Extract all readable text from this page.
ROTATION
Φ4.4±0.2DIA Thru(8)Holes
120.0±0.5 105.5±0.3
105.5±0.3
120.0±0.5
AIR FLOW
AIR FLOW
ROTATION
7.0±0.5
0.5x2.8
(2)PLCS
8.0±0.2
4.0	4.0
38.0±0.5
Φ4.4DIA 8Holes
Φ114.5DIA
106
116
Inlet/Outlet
━━━━━━━━━━━━━━━━━━━━
> **THE PROBLEM**:
Please reproduce every line of the material word for word.

> **REPLY**:
Extract all readable text from this page.
ROTATION
Φ4.4±0.2DIA Thru(8)Holes
120.0±0.5 105.5±0.3
105.5±0.3
120.0±0.5
AIR FLOW
AIR FLOW
ROTATION
7.0±0.5
0.5x2.8
(2)PLCS
8.0±0.2
4.0	4.0
38.0±0.5
Φ4.4DIA 8Holes
Φ114.5DIA
106
116
Inlet/Outlet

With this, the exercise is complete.